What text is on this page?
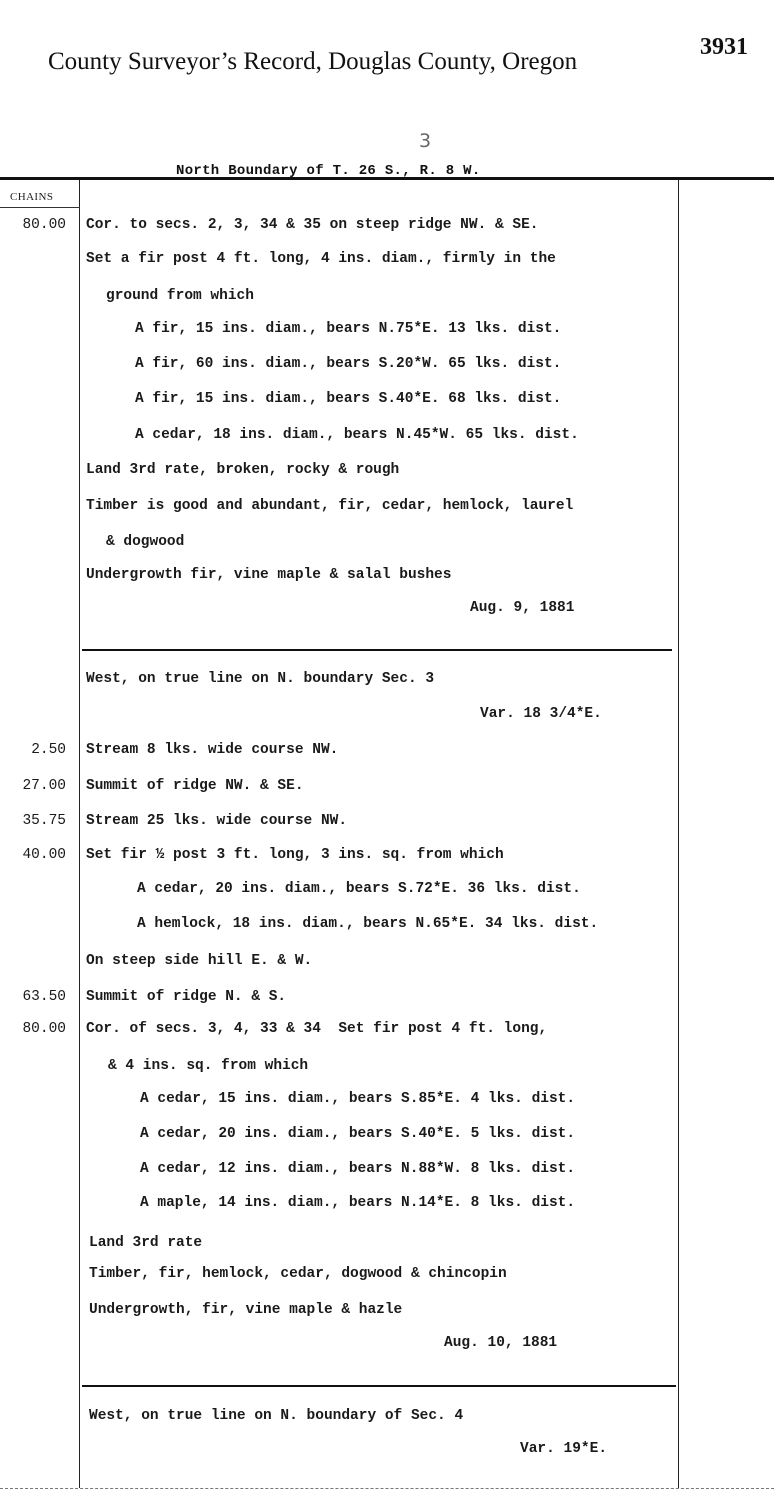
County Surveyor’s Record, Douglas County, Oregon
3931
3
North Boundary of T. 26 S., R. 8 W.
CHAINS
80.00 Cor. to secs. 2, 3, 34 & 35 on steep ridge NW. & SE.
Set a fir post 4 ft. long, 4 ins. diam., firmly in the
ground from which
A fir, 15 ins. diam., bears N.75*E. 13 lks. dist.
A fir, 60 ins. diam., bears S.20*W. 65 lks. dist.
A fir, 15 ins. diam., bears S.40*E. 68 lks. dist.
A cedar, 18 ins. diam., bears N.45*W. 65 lks. dist.
Land 3rd rate, broken, rocky & rough
Timber is good and abundant, fir, cedar, hemlock, laurel
& dogwood
Undergrowth fir, vine maple & salal bushes
Aug. 9, 1881
West, on true line on N. boundary Sec. 3
Var. 18 3/4*E.
2.50 Stream 8 lks. wide course NW.
27.00 Summit of ridge NW. & SE.
35.75 Stream 25 lks. wide course NW.
40.00 Set fir ½ post 3 ft. long, 3 ins. sq. from which
A cedar, 20 ins. diam., bears S.72*E. 36 lks. dist.
A hemlock, 18 ins. diam., bears N.65*E. 34 lks. dist.
On steep side hill E. & W.
63.50 Summit of ridge N. & S.
80.00 Cor. of secs. 3, 4, 33 & 34  Set fir post 4 ft. long,
& 4 ins. sq. from which
A cedar, 15 ins. diam., bears S.85*E. 4 lks. dist.
A cedar, 20 ins. diam., bears S.40*E. 5 lks. dist.
A cedar, 12 ins. diam., bears N.88*W. 8 lks. dist.
A maple, 14 ins. diam., bears N.14*E. 8 lks. dist.
Land 3rd rate
Timber, fir, hemlock, cedar, dogwood & chincopin
Undergrowth, fir, vine maple & hazle
Aug. 10, 1881
West, on true line on N. boundary of Sec. 4
Var. 19*E.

_ _ _ _ _

List the lines of the records where "Undergrowth" occurs.

> _Worked solution_
Undergrowth fir, vine maple & salal bushes
Undergrowth, fir, vine maple & hazle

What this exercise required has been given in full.